▶ _What you should do_: Write the listing out again, all of it, word for word.

[A block of data]
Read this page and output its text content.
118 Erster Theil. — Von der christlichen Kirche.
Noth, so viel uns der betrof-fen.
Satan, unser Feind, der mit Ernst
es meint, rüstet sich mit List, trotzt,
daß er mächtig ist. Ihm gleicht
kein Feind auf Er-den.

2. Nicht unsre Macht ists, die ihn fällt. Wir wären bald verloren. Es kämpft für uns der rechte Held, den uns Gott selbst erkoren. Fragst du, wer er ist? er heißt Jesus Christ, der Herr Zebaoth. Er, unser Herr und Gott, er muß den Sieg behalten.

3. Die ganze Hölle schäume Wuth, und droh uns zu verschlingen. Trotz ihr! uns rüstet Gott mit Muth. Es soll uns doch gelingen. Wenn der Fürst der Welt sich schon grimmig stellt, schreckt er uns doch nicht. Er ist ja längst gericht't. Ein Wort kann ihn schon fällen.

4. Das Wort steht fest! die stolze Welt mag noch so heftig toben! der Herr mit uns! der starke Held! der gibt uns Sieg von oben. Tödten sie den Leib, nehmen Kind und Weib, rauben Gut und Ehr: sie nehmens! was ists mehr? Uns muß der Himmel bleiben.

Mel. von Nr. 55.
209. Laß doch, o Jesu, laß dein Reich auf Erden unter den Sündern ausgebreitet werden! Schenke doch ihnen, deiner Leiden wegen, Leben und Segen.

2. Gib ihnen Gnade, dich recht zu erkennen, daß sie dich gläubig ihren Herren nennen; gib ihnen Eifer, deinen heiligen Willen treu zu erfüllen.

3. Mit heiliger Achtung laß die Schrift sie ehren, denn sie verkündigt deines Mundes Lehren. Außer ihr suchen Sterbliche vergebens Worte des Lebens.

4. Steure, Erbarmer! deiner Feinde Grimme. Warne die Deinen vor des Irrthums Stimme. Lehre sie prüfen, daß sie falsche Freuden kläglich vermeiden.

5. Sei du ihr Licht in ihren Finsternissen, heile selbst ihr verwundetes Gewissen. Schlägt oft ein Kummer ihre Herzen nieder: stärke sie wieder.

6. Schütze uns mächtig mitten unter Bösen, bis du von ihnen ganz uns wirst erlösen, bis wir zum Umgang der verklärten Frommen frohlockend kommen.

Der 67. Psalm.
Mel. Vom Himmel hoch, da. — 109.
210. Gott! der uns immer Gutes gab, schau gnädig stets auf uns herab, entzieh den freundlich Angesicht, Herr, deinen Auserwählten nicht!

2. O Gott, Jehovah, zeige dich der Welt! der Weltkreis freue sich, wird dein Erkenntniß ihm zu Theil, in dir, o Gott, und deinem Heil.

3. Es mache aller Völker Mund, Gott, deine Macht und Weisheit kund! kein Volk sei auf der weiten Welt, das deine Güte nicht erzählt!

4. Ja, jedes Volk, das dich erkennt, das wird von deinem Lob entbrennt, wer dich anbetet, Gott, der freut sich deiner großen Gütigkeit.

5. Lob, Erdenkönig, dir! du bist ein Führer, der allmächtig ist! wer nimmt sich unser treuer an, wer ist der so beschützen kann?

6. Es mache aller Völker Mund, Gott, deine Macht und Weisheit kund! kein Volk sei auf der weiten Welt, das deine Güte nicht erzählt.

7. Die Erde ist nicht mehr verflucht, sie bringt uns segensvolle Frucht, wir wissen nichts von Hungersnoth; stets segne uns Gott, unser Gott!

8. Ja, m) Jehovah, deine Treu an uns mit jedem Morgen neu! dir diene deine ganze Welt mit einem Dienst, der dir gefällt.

▶ _Result of the task_:
Read this page and output its text content.
118 Erster Theil. — Von der christlichen Kirche.
Noth, so viel uns der betrof-fen.
Satan, unser Feind, der mit Ernst
es meint, rüstet sich mit List, trotzt,
daß er mächtig ist. Ihm gleicht
kein Feind auf Er-den.

2. Nicht unsre Macht ists, die ihn fällt. Wir wären bald verloren. Es kämpft für uns der rechte Held, den uns Gott selbst erkoren. Fragst du, wer er ist? er heißt Jesus Christ, der Herr Zebaoth. Er, unser Herr und Gott, er muß den Sieg behalten.

3. Die ganze Hölle schäume Wuth, und droh uns zu verschlingen. Trotz ihr! uns rüstet Gott mit Muth. Es soll uns doch gelingen. Wenn der Fürst der Welt sich schon grimmig stellt, schreckt er uns doch nicht. Er ist ja längst gericht't. Ein Wort kann ihn schon fällen.

4. Das Wort steht fest! die stolze Welt mag noch so heftig toben! der Herr mit uns! der starke Held! der gibt uns Sieg von oben. Tödten sie den Leib, nehmen Kind und Weib, rauben Gut und Ehr: sie nehmens! was ists mehr? Uns muß der Himmel bleiben.

Mel. von Nr. 55.
209. Laß doch, o Jesu, laß dein Reich auf Erden unter den Sündern ausgebreitet werden! Schenke doch ihnen, deiner Leiden wegen, Leben und Segen.

2. Gib ihnen Gnade, dich recht zu erkennen, daß sie dich gläubig ihren Herren nennen; gib ihnen Eifer, deinen heiligen Willen treu zu erfüllen.

3. Mit heiliger Achtung laß die Schrift sie ehren, denn sie verkündigt deines Mundes Lehren. Außer ihr suchen Sterbliche vergebens Worte des Lebens.

4. Steure, Erbarmer! deiner Feinde Grimme. Warne die Deinen vor des Irrthums Stimme. Lehre sie prüfen, daß sie falsche Freuden kläglich vermeiden.

5. Sei du ihr Licht in ihren Finsternissen, heile selbst ihr verwundetes Gewissen. Schlägt oft ein Kummer ihre Herzen nieder: stärke sie wieder.

6. Schütze uns mächtig mitten unter Bösen, bis du von ihnen ganz uns wirst erlösen, bis wir zum Umgang der verklärten Frommen frohlockend kommen.

Der 67. Psalm.
Mel. Vom Himmel hoch, da. — 109.
210. Gott! der uns immer Gutes gab, schau gnädig stets auf uns herab, entzieh den freundlich Angesicht, Herr, deinen Auserwählten nicht!

2. O Gott, Jehovah, zeige dich der Welt! der Weltkreis freue sich, wird dein Erkenntniß ihm zu Theil, in dir, o Gott, und deinem Heil.

3. Es mache aller Völker Mund, Gott, deine Macht und Weisheit kund! kein Volk sei auf der weiten Welt, das deine Güte nicht erzählt!

4. Ja, jedes Volk, das dich erkennt, das wird von deinem Lob entbrennt, wer dich anbetet, Gott, der freut sich deiner großen Gütigkeit.

5. Lob, Erdenkönig, dir! du bist ein Führer, der allmächtig ist! wer nimmt sich unser treuer an, wer ist der so beschützen kann?

6. Es mache aller Völker Mund, Gott, deine Macht und Weisheit kund! kein Volk sei auf der weiten Welt, das deine Güte nicht erzählt.

7. Die Erde ist nicht mehr verflucht, sie bringt uns segensvolle Frucht, wir wissen nichts von Hungersnoth; stets segne uns Gott, unser Gott!

8. Ja, m) Jehovah, deine Treu an uns mit jedem Morgen neu! dir diene deine ganze Welt mit einem Dienst, der dir gefällt.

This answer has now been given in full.